● **REQUIRED TASK**
Gather all lines in the entries below that include the word "stands".

● **DATA ROWS**
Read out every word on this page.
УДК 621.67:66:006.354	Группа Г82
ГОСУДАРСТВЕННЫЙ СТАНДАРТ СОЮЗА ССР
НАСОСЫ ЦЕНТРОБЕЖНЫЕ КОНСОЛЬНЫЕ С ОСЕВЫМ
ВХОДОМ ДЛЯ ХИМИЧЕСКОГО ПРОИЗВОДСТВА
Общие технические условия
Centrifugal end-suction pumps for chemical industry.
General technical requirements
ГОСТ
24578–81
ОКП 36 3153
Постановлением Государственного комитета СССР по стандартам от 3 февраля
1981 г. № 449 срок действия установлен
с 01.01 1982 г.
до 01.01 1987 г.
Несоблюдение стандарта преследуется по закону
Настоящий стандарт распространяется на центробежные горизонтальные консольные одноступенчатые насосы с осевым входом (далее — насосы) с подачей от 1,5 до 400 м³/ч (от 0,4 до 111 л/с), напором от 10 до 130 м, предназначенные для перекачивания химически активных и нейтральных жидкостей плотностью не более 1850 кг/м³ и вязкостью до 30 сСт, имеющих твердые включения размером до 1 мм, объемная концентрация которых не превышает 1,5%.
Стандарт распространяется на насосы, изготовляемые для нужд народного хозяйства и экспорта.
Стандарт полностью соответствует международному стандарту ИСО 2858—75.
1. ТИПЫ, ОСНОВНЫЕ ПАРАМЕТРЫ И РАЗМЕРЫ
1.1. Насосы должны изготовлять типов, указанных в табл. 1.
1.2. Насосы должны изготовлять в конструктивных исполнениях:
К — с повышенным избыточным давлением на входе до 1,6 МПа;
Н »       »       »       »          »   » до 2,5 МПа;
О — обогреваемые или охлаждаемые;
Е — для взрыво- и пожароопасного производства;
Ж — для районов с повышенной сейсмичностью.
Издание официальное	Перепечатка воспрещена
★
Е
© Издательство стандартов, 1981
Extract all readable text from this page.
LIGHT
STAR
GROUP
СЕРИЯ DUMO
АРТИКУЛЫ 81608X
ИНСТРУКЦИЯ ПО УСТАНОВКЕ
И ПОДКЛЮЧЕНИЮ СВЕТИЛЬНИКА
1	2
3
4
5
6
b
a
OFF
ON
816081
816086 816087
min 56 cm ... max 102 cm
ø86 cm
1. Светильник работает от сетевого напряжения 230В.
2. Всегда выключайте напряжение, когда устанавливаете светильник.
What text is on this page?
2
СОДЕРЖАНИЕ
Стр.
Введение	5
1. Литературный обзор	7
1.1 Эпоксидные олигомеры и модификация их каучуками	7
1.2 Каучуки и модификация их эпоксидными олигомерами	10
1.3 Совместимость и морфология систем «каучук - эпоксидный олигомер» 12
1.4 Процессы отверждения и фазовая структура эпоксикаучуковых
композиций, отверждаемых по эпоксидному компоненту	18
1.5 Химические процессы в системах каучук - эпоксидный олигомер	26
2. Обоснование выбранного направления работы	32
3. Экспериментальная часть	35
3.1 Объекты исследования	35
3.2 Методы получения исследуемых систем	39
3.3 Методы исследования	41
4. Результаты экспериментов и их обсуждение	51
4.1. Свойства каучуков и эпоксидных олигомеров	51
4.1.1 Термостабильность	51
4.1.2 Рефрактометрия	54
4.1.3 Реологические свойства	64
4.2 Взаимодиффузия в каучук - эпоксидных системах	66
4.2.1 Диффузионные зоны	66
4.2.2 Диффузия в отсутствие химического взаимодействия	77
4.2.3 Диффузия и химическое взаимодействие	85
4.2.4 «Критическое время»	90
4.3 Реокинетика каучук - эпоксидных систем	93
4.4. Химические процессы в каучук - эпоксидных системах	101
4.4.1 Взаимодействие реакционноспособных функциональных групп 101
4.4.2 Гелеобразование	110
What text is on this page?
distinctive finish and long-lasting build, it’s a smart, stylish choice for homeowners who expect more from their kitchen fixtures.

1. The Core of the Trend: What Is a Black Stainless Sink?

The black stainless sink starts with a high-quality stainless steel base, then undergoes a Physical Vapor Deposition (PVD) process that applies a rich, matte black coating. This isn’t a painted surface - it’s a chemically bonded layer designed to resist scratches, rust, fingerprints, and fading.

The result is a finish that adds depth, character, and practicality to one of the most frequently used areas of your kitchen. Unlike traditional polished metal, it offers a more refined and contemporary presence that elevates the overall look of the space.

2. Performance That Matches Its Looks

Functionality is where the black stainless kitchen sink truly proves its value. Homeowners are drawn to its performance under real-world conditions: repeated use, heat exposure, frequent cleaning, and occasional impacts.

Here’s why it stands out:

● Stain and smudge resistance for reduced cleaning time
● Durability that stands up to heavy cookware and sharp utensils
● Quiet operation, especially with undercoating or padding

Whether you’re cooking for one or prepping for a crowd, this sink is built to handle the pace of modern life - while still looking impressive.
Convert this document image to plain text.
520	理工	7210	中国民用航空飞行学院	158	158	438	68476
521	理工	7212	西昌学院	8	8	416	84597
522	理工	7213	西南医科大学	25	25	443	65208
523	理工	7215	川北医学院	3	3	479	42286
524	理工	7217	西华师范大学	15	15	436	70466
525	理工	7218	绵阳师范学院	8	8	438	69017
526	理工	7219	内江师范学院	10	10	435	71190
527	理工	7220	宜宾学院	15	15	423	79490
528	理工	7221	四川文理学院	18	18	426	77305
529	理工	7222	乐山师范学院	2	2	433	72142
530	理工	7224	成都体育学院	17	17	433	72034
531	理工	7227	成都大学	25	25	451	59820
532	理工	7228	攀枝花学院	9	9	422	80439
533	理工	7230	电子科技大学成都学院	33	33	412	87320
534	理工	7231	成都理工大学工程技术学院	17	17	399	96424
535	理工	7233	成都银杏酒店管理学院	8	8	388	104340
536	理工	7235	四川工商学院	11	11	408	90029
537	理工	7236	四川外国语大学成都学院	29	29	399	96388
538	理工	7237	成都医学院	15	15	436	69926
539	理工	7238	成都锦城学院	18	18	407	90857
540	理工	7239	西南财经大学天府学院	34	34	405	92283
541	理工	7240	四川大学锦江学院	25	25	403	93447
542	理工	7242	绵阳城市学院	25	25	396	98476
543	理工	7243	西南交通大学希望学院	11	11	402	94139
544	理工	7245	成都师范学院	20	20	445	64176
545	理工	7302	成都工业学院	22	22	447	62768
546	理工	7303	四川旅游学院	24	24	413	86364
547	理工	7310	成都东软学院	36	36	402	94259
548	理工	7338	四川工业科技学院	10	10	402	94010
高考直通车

● **OUTPUT**
Here’s why it stands out:
● Durability that stands up to heavy cookware and sharp utensils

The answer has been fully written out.